§ **What you have to do**: Reproduce all the entries exactly.
-.-.-
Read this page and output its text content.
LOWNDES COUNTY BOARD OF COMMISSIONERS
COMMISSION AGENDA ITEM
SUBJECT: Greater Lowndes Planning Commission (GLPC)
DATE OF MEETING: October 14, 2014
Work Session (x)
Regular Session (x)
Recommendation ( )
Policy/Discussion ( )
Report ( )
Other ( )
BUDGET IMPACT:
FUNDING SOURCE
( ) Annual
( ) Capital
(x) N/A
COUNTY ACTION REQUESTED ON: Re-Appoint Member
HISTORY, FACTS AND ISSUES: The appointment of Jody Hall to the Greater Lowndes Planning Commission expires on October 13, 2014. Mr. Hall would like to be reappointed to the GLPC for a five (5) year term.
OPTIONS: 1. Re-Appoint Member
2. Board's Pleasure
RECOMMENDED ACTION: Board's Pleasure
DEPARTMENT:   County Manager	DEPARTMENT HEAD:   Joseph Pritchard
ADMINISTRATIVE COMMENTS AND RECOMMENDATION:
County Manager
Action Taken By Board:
-.-.-
§ **Task output**:
Read this page and output its text content.
LOWNDES COUNTY BOARD OF COMMISSIONERS
COMMISSION AGENDA ITEM
SUBJECT: Greater Lowndes Planning Commission (GLPC)
DATE OF MEETING: October 14, 2014
Work Session (x)
Regular Session (x)
Recommendation ( )
Policy/Discussion ( )
Report ( )
Other ( )
BUDGET IMPACT:
FUNDING SOURCE
( ) Annual
( ) Capital
(x) N/A
COUNTY ACTION REQUESTED ON: Re-Appoint Member
HISTORY, FACTS AND ISSUES: The appointment of Jody Hall to the Greater Lowndes Planning Commission expires on October 13, 2014. Mr. Hall would like to be reappointed to the GLPC for a five (5) year term.
OPTIONS: 1. Re-Appoint Member
2. Board's Pleasure
RECOMMENDED ACTION: Board's Pleasure
DEPARTMENT:   County Manager	DEPARTMENT HEAD:   Joseph Pritchard
ADMINISTRATIVE COMMENTS AND RECOMMENDATION:
County Manager
Action Taken By Board:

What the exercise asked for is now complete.